** STORED ROWS **
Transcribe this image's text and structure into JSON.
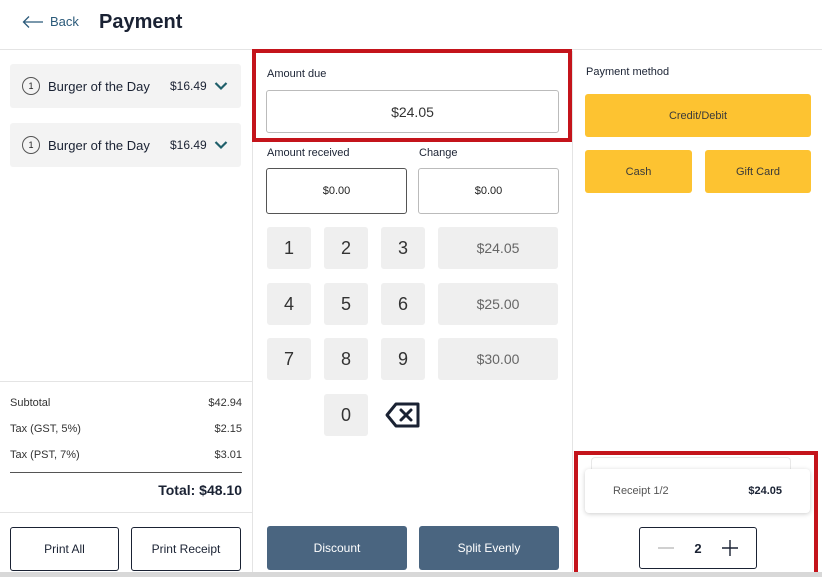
{
  "header": {
    "back_label": "Back",
    "title": "Payment"
  },
  "order": {
    "items": [
      {
        "qty": "1",
        "name": "Burger of the Day",
        "price": "$16.49"
      },
      {
        "qty": "1",
        "name": "Burger of the Day",
        "price": "$16.49"
      }
    ]
  },
  "totals": {
    "subtotal_label": "Subtotal",
    "subtotal": "$42.94",
    "gst_label": "Tax (GST, 5%)",
    "gst": "$2.15",
    "pst_label": "Tax (PST, 7%)",
    "pst": "$3.01",
    "total": "Total: $48.10"
  },
  "left_actions": {
    "print_all": "Print All",
    "print_receipt": "Print Receipt"
  },
  "amount_due": {
    "label": "Amount due",
    "value": "$24.05"
  },
  "amount_received": {
    "label": "Amount received",
    "value": "$0.00"
  },
  "change": {
    "label": "Change",
    "value": "$0.00"
  },
  "keypad": {
    "keys": [
      "1",
      "2",
      "3",
      "4",
      "5",
      "6",
      "7",
      "8",
      "9",
      "0"
    ],
    "quick_amounts": [
      "$24.05",
      "$25.00",
      "$30.00"
    ]
  },
  "mid_actions": {
    "discount": "Discount",
    "split_evenly": "Split Evenly"
  },
  "payment_method": {
    "label": "Payment method",
    "credit_debit": "Credit/Debit",
    "cash": "Cash",
    "gift_card": "Gift Card"
  },
  "receipt": {
    "name": "Receipt 1/2",
    "amount": "$24.05"
  },
  "split_stepper": {
    "value": "2"
  },
  "colors": {
    "accent_yellow": "#fdc331",
    "slate": "#4a6580",
    "highlight_red": "#c4141b",
    "text_dark": "#1a2233"
  }
}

** YOUR GOAL **
Note every line above where the string "value" shows up, and copy those lines.

** RESULT **
    "value": "$24.05"
    "value": "$0.00"
    "value": "$0.00"
    "value": "2"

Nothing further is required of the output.